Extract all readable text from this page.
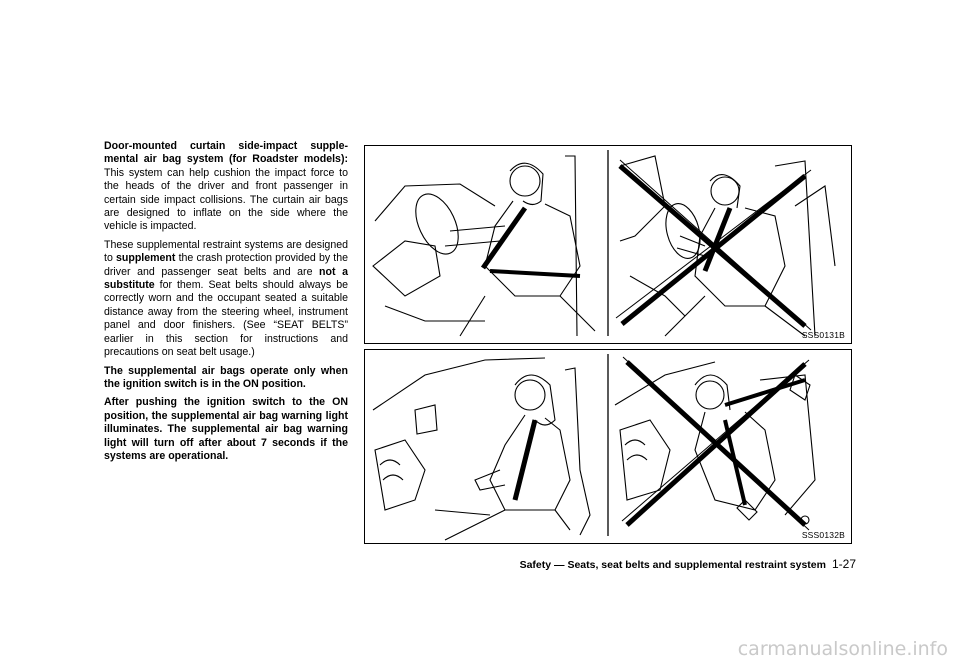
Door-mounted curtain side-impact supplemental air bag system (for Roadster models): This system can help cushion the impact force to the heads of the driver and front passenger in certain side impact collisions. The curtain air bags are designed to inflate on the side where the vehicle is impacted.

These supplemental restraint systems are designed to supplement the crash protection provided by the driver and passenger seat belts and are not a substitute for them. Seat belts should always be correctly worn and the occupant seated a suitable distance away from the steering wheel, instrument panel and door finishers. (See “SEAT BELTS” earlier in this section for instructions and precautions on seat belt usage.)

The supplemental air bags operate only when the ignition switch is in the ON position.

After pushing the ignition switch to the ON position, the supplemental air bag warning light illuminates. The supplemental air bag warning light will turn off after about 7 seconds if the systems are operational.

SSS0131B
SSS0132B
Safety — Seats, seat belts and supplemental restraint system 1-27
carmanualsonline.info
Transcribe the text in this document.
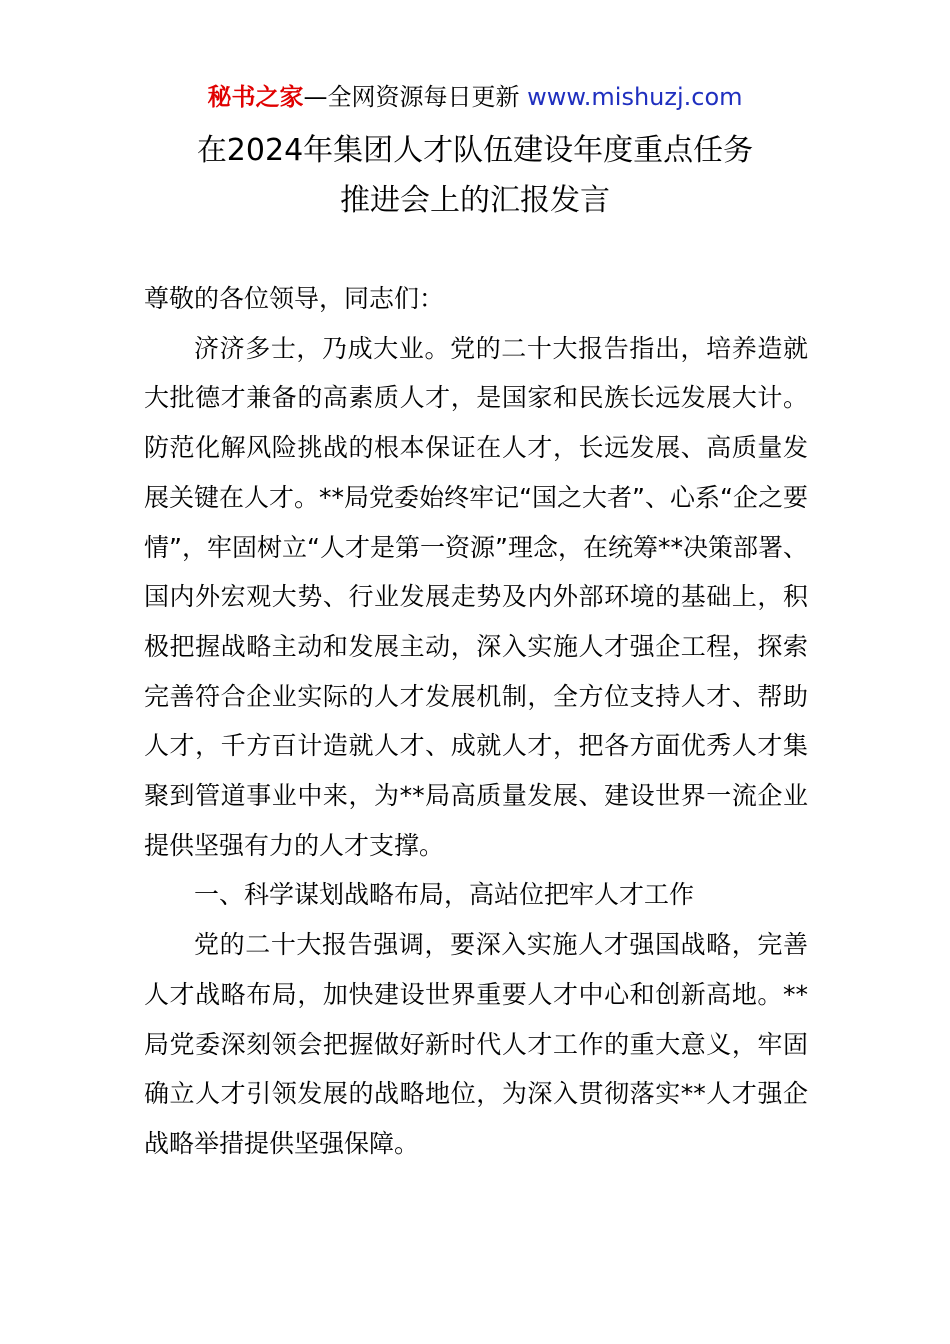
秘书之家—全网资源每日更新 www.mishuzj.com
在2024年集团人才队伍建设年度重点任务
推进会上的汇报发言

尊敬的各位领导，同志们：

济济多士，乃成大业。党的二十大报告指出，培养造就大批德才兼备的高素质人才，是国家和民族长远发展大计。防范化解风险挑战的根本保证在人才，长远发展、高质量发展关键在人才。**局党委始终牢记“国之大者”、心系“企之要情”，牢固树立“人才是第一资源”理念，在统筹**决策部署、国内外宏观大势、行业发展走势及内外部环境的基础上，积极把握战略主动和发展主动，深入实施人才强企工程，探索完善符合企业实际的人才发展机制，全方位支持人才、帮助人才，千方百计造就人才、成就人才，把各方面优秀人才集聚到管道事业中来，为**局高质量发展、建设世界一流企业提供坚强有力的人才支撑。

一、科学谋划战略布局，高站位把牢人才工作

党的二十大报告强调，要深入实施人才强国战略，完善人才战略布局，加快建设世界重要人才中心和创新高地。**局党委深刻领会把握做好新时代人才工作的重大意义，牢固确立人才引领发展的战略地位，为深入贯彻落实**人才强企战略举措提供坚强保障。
...
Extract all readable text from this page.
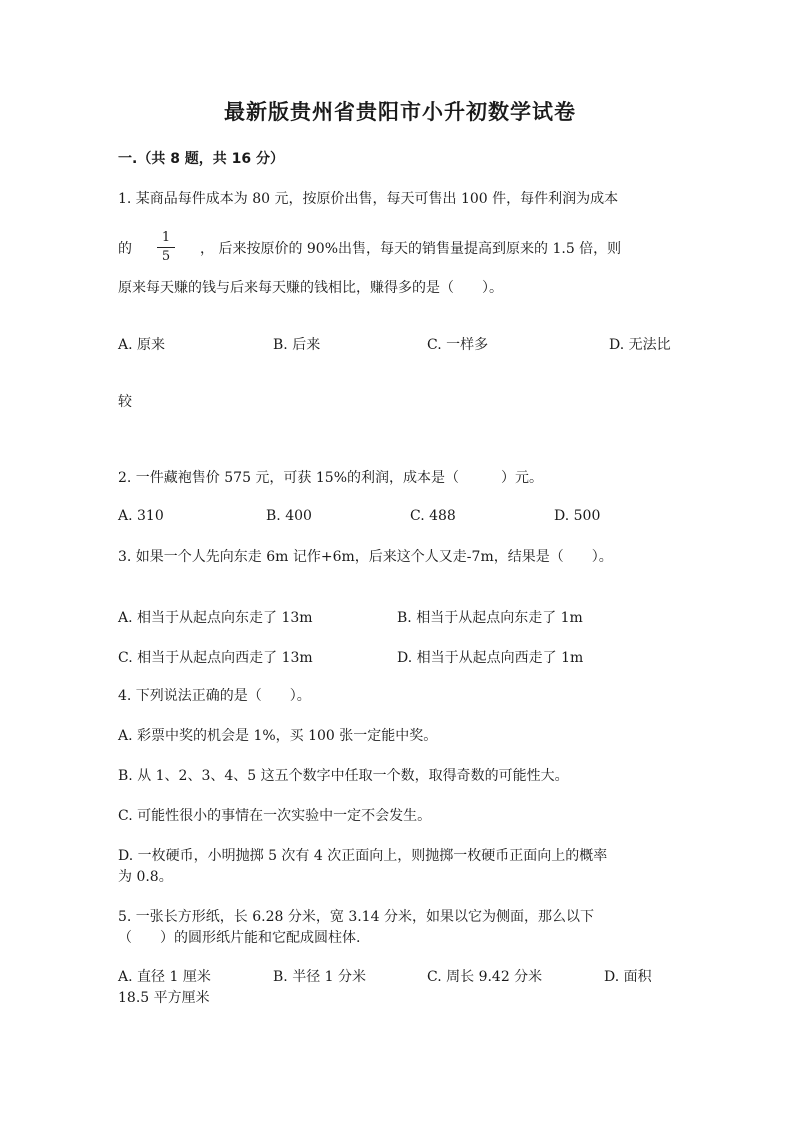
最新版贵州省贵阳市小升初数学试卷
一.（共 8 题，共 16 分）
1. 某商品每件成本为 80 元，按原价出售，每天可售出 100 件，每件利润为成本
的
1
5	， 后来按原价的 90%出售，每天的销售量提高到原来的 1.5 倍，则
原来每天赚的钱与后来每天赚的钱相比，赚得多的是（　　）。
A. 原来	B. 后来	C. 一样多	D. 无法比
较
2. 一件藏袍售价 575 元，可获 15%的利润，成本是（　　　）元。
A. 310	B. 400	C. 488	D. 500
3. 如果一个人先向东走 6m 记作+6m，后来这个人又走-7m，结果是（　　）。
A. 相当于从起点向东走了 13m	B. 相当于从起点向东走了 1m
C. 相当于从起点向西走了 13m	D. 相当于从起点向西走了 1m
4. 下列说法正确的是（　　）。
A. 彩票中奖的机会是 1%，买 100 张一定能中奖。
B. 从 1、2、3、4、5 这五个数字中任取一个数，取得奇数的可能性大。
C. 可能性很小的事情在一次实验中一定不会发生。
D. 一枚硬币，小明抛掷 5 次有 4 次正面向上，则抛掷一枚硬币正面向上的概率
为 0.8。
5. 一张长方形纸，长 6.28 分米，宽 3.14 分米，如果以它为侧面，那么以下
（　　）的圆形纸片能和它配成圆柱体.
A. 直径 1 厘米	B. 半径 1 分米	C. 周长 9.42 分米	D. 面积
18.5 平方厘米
...
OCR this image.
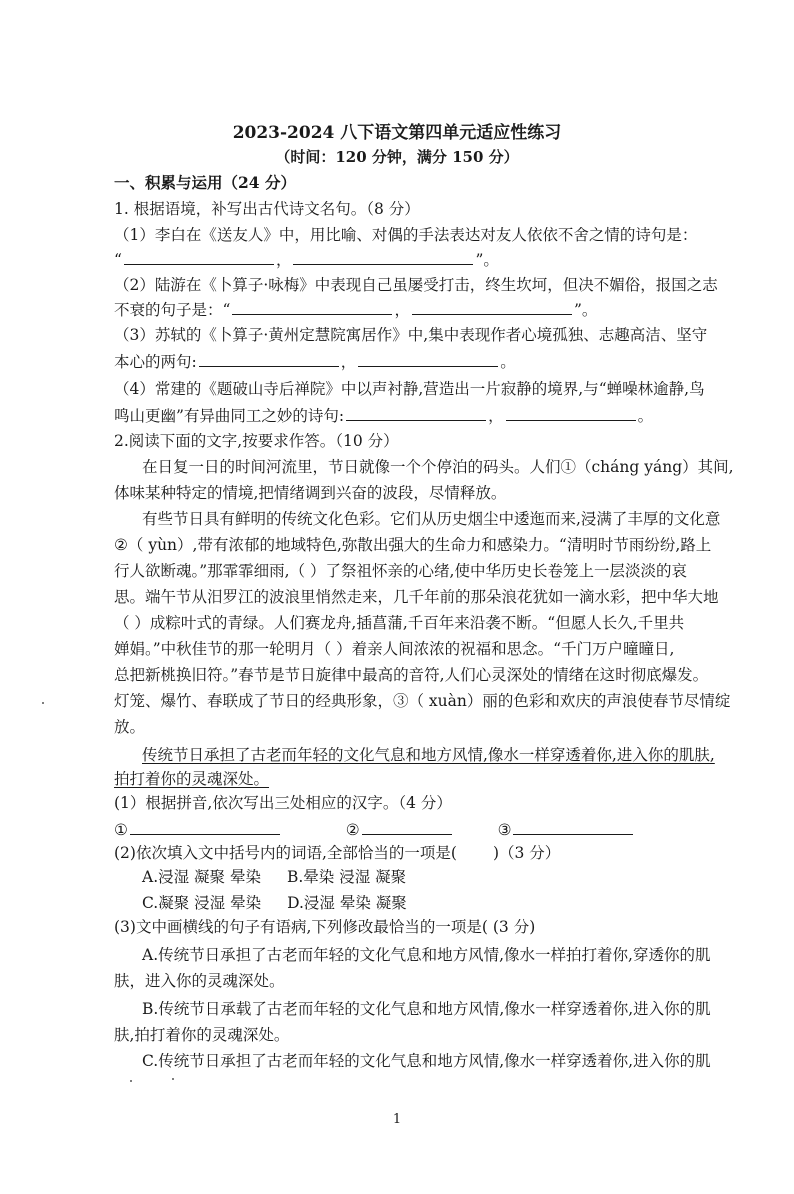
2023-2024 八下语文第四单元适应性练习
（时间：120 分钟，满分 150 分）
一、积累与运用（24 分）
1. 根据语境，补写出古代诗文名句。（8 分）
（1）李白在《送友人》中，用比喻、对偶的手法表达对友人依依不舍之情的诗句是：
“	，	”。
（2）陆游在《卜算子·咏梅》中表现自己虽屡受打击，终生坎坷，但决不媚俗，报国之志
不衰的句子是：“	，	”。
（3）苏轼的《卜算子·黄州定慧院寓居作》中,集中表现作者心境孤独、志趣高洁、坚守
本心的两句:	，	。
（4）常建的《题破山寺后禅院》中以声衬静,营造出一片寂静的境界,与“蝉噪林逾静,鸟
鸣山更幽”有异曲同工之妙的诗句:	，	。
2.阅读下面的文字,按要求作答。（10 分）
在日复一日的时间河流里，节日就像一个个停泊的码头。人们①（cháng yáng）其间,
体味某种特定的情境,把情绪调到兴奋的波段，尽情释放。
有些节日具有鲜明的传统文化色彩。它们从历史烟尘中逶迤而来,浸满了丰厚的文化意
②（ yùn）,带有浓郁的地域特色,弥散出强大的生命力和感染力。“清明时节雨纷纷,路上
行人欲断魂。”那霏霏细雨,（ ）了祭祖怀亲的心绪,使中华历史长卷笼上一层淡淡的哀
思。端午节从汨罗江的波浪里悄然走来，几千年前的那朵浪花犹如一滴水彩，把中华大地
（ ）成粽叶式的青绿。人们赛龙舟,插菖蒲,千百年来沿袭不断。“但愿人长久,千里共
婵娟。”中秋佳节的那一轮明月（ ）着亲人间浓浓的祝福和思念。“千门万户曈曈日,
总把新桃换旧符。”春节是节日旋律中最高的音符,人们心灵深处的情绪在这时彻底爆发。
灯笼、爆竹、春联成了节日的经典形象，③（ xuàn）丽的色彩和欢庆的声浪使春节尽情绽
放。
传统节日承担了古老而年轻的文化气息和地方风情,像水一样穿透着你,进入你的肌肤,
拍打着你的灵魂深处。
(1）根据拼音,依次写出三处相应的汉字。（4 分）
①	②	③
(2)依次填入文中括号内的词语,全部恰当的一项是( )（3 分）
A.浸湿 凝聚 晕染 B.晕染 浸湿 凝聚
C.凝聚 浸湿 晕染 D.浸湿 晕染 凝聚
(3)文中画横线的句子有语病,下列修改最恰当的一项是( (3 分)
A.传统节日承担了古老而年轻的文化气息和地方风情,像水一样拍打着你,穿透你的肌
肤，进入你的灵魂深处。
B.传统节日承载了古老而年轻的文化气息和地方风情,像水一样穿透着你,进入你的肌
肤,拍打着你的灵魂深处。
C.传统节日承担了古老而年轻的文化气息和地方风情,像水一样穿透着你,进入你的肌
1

■ **What to produce**: Using the records above, gather all lines where the string "switch" is present.

■ **Finished task**:
The supplemental air bags operate only when the ignition switch is in the ON position.
After pushing the ignition switch to the ON position, the supplemental air bag warning light illuminates. The supplemental air bag warning light will turn off after about 7 seconds if the systems are operational.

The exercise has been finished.